**EXTRACTED DATA:**
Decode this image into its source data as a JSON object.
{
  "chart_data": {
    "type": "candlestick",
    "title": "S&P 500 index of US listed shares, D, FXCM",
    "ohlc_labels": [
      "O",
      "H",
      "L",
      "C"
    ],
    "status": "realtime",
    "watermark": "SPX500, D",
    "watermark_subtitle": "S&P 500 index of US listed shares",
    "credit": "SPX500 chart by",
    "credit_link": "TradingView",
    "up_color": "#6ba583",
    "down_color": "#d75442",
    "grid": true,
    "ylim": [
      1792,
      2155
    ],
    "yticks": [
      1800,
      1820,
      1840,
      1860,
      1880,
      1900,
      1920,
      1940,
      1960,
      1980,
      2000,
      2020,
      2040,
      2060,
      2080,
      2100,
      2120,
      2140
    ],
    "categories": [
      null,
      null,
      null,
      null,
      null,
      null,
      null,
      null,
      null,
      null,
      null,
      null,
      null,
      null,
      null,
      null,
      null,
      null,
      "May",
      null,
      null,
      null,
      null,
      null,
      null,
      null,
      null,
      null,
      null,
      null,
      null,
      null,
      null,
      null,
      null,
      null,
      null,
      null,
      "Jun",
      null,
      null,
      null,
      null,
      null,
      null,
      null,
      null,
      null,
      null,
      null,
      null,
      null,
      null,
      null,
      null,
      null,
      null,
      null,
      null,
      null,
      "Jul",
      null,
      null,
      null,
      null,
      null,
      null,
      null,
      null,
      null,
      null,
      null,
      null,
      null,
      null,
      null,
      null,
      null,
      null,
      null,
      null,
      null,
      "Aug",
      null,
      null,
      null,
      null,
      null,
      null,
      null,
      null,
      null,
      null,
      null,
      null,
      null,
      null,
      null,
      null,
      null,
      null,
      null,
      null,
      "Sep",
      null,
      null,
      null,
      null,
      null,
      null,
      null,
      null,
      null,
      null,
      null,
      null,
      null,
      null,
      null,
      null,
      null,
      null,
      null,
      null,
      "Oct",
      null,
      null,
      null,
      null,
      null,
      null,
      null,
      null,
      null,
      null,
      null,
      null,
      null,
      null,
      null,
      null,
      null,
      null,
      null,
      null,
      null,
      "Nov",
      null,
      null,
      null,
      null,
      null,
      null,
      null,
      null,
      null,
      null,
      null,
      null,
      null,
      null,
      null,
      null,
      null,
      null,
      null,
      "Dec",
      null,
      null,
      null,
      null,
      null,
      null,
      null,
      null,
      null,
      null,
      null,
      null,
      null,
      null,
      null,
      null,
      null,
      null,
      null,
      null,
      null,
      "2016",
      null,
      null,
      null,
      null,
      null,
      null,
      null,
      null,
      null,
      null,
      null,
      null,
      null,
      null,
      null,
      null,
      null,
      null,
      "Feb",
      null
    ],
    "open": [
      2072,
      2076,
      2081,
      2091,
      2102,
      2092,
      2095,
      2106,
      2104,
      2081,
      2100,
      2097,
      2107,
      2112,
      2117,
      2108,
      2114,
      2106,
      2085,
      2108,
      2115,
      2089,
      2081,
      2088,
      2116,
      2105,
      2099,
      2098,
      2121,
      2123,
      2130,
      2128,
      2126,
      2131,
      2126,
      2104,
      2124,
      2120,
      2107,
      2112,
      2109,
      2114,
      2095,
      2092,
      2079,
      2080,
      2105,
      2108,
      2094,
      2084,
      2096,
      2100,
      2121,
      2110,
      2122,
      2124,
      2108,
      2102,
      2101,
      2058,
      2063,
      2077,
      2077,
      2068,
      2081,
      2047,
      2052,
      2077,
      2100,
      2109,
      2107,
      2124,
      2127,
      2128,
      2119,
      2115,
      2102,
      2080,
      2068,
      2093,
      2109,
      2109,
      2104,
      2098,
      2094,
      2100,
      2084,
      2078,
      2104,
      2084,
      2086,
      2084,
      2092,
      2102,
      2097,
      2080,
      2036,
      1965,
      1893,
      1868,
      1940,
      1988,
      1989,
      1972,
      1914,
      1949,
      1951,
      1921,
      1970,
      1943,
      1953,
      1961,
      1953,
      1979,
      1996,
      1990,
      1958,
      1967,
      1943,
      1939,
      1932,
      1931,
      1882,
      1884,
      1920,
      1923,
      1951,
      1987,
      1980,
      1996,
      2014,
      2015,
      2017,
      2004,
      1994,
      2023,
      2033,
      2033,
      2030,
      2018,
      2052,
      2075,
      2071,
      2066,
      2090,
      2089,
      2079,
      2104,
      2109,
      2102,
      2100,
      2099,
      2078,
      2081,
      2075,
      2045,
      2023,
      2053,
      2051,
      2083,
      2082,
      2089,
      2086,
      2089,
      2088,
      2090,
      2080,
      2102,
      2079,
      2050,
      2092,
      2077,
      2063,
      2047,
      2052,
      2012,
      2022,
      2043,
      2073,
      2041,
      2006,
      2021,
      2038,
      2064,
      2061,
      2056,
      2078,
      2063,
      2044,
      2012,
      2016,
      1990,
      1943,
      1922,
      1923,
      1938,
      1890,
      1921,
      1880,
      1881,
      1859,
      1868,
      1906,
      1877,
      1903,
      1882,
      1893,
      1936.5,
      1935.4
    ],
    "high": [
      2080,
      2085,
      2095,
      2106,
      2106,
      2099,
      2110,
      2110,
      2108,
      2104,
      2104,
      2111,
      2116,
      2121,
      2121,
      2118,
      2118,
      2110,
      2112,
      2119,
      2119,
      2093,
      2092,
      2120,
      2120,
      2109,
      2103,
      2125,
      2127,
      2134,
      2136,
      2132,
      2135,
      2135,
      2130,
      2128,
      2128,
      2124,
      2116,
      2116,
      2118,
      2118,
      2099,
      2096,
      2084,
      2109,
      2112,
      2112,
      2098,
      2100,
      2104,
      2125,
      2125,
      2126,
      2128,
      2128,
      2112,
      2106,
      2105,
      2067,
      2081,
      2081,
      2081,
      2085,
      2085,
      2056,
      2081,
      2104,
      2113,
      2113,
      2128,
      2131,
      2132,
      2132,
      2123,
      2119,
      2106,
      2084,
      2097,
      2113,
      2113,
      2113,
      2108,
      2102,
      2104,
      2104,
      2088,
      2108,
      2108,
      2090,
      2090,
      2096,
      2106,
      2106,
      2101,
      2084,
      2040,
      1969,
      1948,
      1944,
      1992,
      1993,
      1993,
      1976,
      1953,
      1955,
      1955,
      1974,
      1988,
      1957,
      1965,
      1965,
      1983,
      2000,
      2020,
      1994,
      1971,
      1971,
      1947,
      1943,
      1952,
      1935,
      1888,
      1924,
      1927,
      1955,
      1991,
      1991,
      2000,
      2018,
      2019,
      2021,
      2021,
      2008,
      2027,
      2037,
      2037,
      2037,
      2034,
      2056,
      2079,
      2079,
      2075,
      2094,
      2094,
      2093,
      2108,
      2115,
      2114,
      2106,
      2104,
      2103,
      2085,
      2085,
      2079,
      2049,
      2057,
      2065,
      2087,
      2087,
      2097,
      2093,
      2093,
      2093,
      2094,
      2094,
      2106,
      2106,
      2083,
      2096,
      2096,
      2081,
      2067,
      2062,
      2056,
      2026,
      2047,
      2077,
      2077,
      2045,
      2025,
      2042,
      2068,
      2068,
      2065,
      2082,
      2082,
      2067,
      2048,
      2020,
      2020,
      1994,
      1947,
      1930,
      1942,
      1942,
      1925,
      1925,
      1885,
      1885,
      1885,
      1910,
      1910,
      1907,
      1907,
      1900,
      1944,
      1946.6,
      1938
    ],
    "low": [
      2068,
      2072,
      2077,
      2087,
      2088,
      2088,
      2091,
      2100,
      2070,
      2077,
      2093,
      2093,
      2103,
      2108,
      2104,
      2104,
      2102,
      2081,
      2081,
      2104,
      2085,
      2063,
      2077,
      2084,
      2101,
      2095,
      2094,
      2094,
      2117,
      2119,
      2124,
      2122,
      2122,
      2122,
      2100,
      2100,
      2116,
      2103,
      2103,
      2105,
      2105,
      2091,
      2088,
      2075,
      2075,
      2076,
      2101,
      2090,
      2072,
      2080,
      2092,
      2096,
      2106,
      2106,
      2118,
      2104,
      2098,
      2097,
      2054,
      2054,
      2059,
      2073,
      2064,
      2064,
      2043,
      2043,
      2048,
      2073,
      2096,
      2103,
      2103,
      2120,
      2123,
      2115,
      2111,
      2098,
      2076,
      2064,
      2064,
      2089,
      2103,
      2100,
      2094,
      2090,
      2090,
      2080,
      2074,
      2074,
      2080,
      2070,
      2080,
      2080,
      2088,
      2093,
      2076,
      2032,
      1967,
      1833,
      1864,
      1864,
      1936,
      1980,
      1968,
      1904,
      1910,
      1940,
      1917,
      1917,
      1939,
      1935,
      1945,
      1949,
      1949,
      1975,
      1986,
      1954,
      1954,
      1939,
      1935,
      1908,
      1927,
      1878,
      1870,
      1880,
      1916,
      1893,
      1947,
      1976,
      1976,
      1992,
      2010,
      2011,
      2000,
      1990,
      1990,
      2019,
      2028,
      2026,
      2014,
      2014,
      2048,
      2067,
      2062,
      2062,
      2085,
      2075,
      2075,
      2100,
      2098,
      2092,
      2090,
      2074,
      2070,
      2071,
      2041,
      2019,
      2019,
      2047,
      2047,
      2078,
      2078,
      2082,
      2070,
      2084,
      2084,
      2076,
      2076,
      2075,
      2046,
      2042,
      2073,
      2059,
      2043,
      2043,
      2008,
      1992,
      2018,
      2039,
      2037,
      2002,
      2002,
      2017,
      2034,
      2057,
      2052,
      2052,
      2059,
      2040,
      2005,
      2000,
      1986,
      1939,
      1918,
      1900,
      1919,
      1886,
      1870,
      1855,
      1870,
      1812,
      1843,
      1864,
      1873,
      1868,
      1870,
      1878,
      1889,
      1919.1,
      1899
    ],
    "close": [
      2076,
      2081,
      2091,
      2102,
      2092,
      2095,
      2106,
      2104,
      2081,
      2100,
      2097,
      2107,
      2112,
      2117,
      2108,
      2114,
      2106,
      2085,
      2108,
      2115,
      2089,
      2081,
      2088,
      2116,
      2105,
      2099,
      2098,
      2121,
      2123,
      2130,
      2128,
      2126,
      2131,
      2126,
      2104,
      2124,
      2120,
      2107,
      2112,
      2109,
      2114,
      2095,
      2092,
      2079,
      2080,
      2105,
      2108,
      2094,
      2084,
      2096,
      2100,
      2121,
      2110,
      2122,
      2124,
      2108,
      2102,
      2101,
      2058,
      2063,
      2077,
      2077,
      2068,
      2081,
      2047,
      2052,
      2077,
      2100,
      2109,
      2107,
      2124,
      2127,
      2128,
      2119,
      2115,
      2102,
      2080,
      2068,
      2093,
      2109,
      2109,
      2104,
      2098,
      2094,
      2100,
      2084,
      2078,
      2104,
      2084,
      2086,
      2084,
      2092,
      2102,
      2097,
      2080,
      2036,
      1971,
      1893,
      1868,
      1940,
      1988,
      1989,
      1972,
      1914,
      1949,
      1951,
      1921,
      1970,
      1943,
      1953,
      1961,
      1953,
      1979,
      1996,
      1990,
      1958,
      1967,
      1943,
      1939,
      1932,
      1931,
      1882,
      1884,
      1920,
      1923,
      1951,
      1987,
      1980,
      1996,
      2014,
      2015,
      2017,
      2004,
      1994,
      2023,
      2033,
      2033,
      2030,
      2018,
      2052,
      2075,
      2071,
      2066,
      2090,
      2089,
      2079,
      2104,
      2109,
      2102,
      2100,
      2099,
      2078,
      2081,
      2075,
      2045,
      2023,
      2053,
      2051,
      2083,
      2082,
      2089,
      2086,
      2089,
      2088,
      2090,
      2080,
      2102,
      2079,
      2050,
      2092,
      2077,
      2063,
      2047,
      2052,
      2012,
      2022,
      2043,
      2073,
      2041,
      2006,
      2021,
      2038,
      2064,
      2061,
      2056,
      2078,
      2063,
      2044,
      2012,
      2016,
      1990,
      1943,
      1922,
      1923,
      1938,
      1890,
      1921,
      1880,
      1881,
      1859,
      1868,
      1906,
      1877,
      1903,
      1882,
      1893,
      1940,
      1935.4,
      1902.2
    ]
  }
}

**GOAL:** Pull out each line of the records holding the string "listed".

**THE SOLUTION:**
    "title": "S&P 500 index of US listed shares, D, FXCM",
    "watermark_subtitle": "S&P 500 index of US listed shares",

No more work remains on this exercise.